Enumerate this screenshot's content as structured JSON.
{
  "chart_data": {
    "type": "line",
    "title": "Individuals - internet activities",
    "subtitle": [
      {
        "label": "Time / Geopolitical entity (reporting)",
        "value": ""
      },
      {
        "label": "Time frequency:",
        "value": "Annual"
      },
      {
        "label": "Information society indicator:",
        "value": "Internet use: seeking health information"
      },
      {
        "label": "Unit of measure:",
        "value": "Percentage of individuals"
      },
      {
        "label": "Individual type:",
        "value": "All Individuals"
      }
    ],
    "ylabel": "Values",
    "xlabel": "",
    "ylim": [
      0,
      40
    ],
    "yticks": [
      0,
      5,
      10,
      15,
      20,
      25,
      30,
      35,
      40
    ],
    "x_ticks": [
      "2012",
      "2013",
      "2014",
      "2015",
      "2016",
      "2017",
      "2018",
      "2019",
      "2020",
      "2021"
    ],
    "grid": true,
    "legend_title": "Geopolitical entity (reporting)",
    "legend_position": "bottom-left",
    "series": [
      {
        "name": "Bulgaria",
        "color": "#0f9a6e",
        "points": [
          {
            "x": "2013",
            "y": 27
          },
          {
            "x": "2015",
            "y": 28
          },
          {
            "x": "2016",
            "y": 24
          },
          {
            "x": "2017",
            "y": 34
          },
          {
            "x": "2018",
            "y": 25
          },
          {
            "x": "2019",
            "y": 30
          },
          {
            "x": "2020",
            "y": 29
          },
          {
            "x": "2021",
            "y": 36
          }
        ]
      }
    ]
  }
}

■ ■ ■ ■ ■

The entries above must be returned exactly.

Enumerate this screenshot's content as structured JSON.
{
  "chart_data": {
    "type": "line",
    "title": "Individuals - internet activities",
    "subtitle": [
      {
        "label": "Time / Geopolitical entity (reporting)",
        "value": ""
      },
      {
        "label": "Time frequency:",
        "value": "Annual"
      },
      {
        "label": "Information society indicator:",
        "value": "Internet use: seeking health information"
      },
      {
        "label": "Unit of measure:",
        "value": "Percentage of individuals"
      },
      {
        "label": "Individual type:",
        "value": "All Individuals"
      }
    ],
    "ylabel": "Values",
    "xlabel": "",
    "ylim": [
      0,
      40
    ],
    "yticks": [
      0,
      5,
      10,
      15,
      20,
      25,
      30,
      35,
      40
    ],
    "x_ticks": [
      "2012",
      "2013",
      "2014",
      "2015",
      "2016",
      "2017",
      "2018",
      "2019",
      "2020",
      "2021"
    ],
    "grid": true,
    "legend_title": "Geopolitical entity (reporting)",
    "legend_position": "bottom-left",
    "series": [
      {
        "name": "Bulgaria",
        "color": "#0f9a6e",
        "points": [
          {
            "x": "2013",
            "y": 27
          },
          {
            "x": "2015",
            "y": 28
          },
          {
            "x": "2016",
            "y": 24
          },
          {
            "x": "2017",
            "y": 34
          },
          {
            "x": "2018",
            "y": 25
          },
          {
            "x": "2019",
            "y": 30
          },
          {
            "x": "2020",
            "y": 29
          },
          {
            "x": "2021",
            "y": 36
          }
        ]
      }
    ]
  }
}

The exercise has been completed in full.